Задания:
A) Замените «буддийских текстах» на «даосских текстах» во фрагменте ветки форума о переводе термина. Фрагмент начинается со слов «Помогите перевести термин» и заканчивается словами «Спасибо за ответ.». Приведите этот фрагмент с заменой.
B) В ветке форума о переводе термина есть абзац, который начинается словами «"Undifferentiated suchness", это может быть». Перескажите его короче в виде списка, сохранив основные сведения.

Исходный текст:

#  > > >  >  > Форум >  > > >  >  > Лингвистический форум >  > > >  >  > Лингвистический форум >  > > >  >  > Английский >  > > >  >  >  undifferentiated suchness

## Владимир Н

Дамы и господа!
Помогите перевести термин "undifferentiated suchness".
Существуют ли общепринятые варианты этого термина в буддийских текстах?
Желательно также дать толкование или ссылки, в каких контекстах это употребляется

Спасибо за ответ.
Владимир Николаевич.
kiros5@yandex.ru

----------


## Аньезка

Первое что пришло в голову - "неразличимая таковость".

Вот ещё что нашла:




> Понятие suchness – синоним японского слова соно-мама, которое рассматривается подробнее в книге Д.Судзуки "Мистицизм: христианство и буддизм" (Suzuki, 1957), в особенности на с. 99 и 102. Буквально оно означает "таковость" (as-it-isness) вещей. Это и некоторые другие понятия указывают на ту особенную и характерную целостность, или гештальт, которая и делает предмет тем, что он есть, придает ему конкретную идеографическую сущность, отличающую его от всего остального.


отсюда http://psylib.org.ua/books/masla03/txt19.htm

----------


## До

"Undifferentiated suchness", это может быть и просто _татхата_. _Татхата_, как и просто suchness или thusness обычно переводится как _таковость_. Но если у вас автор добавляет undifferentiated, то видимо он хочет оттенить какой-то смысл связанный с отсутствием различий. К примеру "таковость свободная от концептуальных (или умозрительных) различений".

----------

[Записи из набора данных]
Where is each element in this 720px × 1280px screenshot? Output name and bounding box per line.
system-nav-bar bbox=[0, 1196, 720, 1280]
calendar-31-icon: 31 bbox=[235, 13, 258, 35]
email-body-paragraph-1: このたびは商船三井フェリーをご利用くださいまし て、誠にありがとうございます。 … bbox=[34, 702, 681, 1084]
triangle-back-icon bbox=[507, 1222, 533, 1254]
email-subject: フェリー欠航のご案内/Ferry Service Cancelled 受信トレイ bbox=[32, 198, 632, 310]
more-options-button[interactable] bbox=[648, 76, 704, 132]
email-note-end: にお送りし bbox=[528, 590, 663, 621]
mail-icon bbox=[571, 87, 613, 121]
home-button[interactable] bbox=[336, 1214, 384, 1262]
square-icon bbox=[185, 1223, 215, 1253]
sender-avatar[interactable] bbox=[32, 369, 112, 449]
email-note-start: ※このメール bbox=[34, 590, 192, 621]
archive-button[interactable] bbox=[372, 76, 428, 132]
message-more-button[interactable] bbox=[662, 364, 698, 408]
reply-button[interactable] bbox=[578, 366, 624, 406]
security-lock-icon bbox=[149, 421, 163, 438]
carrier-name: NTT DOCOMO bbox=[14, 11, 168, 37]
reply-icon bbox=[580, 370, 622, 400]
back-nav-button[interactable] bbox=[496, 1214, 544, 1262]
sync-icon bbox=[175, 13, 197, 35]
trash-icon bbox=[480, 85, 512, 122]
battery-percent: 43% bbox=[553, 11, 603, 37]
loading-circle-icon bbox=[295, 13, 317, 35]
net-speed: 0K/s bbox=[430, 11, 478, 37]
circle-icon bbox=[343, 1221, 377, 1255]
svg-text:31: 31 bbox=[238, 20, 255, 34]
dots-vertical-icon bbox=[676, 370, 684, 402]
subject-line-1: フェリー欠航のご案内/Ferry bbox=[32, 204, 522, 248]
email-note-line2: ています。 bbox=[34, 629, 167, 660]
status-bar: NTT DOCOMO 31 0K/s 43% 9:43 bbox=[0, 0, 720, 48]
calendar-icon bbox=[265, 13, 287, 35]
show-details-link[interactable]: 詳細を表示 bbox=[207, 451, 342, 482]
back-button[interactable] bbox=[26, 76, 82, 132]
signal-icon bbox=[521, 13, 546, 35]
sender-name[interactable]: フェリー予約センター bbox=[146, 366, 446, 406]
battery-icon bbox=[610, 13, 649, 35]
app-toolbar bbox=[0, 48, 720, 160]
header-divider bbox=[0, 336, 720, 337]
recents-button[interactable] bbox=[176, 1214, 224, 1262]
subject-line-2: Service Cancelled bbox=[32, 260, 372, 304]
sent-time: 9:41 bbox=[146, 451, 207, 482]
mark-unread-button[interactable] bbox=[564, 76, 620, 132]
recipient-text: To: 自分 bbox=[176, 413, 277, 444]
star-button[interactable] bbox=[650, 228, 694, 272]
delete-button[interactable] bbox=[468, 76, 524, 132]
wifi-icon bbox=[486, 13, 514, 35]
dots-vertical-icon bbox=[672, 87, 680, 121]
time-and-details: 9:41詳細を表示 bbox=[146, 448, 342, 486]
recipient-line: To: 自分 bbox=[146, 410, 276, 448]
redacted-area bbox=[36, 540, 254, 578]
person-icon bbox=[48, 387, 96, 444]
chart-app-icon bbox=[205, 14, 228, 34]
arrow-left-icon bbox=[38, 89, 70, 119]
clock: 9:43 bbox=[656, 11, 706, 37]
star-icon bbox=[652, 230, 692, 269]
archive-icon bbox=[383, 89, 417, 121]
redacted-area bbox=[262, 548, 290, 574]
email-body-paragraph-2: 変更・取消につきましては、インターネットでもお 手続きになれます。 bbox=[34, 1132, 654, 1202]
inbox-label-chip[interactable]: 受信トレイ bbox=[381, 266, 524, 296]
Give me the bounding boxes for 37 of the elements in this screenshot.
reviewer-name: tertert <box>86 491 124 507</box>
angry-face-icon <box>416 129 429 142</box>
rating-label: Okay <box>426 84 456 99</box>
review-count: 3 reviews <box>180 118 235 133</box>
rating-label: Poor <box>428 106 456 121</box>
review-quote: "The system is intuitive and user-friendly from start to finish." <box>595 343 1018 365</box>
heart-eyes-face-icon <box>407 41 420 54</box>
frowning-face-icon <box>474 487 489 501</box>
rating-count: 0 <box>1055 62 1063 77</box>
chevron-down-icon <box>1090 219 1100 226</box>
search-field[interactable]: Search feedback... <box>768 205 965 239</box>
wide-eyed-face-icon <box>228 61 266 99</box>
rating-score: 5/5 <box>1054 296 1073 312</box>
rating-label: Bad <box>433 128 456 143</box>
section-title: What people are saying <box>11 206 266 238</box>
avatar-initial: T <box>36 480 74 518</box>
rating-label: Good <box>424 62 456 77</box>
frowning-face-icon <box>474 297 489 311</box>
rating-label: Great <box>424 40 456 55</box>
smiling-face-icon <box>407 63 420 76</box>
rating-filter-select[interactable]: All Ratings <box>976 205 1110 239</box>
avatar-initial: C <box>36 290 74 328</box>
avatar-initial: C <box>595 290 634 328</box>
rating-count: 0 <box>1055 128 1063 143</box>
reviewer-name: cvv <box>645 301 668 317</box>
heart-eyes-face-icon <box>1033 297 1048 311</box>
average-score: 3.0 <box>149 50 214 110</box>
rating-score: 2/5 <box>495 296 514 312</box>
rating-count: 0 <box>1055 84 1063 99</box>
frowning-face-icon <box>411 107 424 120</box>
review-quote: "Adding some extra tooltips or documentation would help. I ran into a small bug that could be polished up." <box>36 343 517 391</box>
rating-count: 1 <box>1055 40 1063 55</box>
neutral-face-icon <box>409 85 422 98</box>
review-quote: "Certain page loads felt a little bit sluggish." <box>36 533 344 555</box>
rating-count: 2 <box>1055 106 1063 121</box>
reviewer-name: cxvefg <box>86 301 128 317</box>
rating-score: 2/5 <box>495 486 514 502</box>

Ожидаемые ответы:
A)
Помогите перевести термин "undifferentiated suchness".
Существуют ли общепринятые варианты этого термина в даосских текстах?
Желательно также дать толкование или ссылки, в каких контекстах это употребляется

Спасибо за ответ.

B)
- «Undifferentiated suchness» может означать просто татхату.
- Татхату, как и suchness или thusness, обычно переводят как «таковость».
- Добавляя слово undifferentiated, автор, видимо, подчёркивает смысл, связанный с отсутствием различий.
- Возможный перевод: «таковость, свободная от концептуальных (или умозрительных) различений».